▶ [What is asked]: From the listing below, pull out all lines with "document" in them.

▶ [Records]:
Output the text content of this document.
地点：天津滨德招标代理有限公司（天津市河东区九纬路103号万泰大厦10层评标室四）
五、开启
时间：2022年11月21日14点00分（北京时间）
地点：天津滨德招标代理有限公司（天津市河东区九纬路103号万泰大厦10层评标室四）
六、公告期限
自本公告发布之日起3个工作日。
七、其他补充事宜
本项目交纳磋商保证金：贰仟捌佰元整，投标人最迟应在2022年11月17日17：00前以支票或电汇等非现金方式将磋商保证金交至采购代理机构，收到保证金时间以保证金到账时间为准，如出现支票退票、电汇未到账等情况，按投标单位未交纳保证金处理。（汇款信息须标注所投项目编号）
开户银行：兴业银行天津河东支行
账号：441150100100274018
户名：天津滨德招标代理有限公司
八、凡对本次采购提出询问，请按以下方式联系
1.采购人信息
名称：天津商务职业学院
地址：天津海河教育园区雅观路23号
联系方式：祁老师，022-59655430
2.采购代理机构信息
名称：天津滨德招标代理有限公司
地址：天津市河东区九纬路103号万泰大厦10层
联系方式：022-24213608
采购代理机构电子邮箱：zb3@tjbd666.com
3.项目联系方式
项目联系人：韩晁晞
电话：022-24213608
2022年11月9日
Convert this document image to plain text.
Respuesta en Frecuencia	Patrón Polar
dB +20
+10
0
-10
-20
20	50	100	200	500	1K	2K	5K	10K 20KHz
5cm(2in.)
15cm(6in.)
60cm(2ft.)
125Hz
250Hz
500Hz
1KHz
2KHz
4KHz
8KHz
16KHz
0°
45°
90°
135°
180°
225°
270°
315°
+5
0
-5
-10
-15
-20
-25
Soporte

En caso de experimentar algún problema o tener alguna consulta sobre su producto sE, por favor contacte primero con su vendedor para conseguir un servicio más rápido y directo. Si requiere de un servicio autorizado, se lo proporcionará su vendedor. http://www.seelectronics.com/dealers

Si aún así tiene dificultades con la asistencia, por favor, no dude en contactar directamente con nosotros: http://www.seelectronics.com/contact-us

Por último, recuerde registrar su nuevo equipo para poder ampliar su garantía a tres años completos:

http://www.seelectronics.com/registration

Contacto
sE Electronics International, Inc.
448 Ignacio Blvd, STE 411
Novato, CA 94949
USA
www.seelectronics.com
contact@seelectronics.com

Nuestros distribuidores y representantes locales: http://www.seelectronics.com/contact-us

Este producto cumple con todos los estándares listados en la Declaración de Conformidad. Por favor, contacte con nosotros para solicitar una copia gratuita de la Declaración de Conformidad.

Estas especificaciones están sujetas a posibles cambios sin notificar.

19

▶ [In response]:
Output the text content of this document.
Convert this document image to plain text.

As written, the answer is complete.